◆ Goal
Repeat exactly each line of the data provided below.

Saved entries
====

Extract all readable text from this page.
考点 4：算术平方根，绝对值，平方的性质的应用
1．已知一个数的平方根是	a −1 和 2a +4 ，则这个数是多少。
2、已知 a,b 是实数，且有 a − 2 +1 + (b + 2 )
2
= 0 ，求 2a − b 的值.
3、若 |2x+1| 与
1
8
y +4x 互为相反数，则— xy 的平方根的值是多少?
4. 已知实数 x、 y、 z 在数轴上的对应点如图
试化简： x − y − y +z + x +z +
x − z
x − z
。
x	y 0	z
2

====

◆ Answer to this problem
Extract all readable text from this page.
考点 4：算术平方根，绝对值，平方的性质的应用
1．已知一个数的平方根是	a −1 和 2a +4 ，则这个数是多少。
2、已知 a,b 是实数，且有 a − 2 +1 + (b + 2 )
2
= 0 ，求 2a − b 的值.
3、若 |2x+1| 与
1
8
y +4x 互为相反数，则— xy 的平方根的值是多少?
4. 已知实数 x、 y、 z 在数轴上的对应点如图
试化简： x − y − y +z + x +z +
x − z
x − z
。
x	y 0	z
2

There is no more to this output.